## Task
Pick out each line with the word "feet" from the material that follows.
---- Given records
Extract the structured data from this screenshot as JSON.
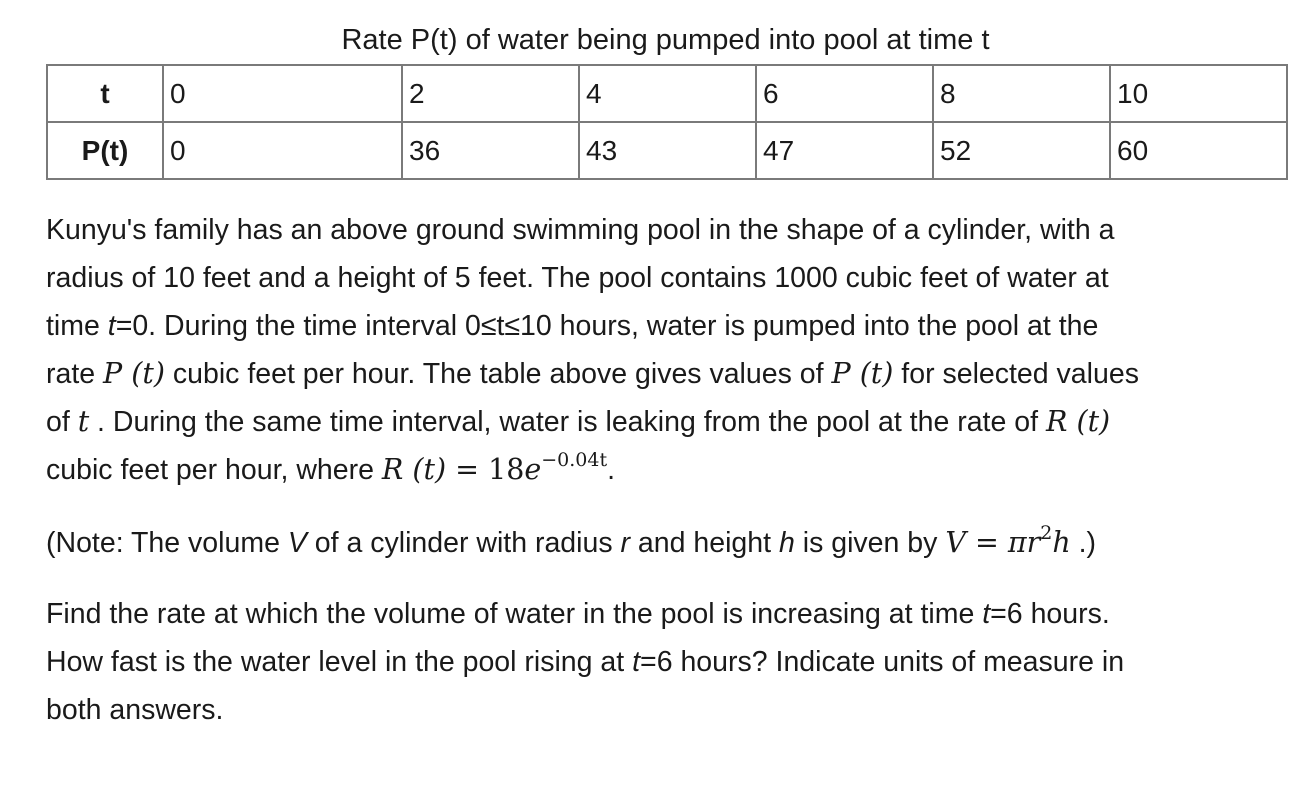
{
  "table": {
    "caption": "Rate P(t) of water being pumped into pool at time t",
    "row_t_label": "t",
    "row_p_label": "P(t)",
    "t_values": [
      "0",
      "2",
      "4",
      "6",
      "8",
      "10"
    ],
    "p_values": [
      "0",
      "36",
      "43",
      "47",
      "52",
      "60"
    ]
  },
  "problem": {
    "line1": "Kunyu's family has an above ground swimming pool in the shape of a cylinder, with a",
    "line2": "radius of 10 feet and a height of 5 feet. The pool contains 1000 cubic feet of water at",
    "line3_a": "time ",
    "line3_var": "t",
    "line3_b": "=0. During the time interval 0≤t≤10 hours, water is pumped into the pool at the",
    "line4_a": "rate ",
    "math_Pt": "P (t)",
    "line4_b": " cubic feet per hour. The table above gives values of ",
    "line4_c": " for selected values",
    "line5_a": "of ",
    "math_t": "t",
    "line5_b": " . During the same time interval, water is leaking from the pool at the rate of ",
    "math_Rt": "R (t)",
    "line6_a": "cubic feet per hour, where ",
    "math_eq": " = 18",
    "math_e": "e",
    "math_exp": "−0.04t",
    "line6_end": "."
  },
  "note": {
    "a": "(Note: The volume ",
    "V": "V",
    "b": " of a cylinder with radius ",
    "r": "r",
    "c": " and height ",
    "h": "h",
    "d": " is given by ",
    "formula_lhs": "V = πr",
    "formula_exp": "2",
    "formula_h": "h",
    "end": " .)"
  },
  "question": {
    "line1_a": "Find the rate at which the volume of water in the pool is increasing at time ",
    "line1_var": "t",
    "line1_b": "=6 hours.",
    "line2_a": "How fast is the water level in the pool rising at ",
    "line2_var": "t",
    "line2_b": "=6 hours? Indicate units of measure in",
    "line3": "both answers."
  }
}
--------
## Final result
    "line2": "radius of 10 feet and a height of 5 feet. The pool contains 1000 cubic feet of water at",
    "line4_b": " cubic feet per hour. The table above gives values of ",
    "line6_a": "cubic feet per hour, where ",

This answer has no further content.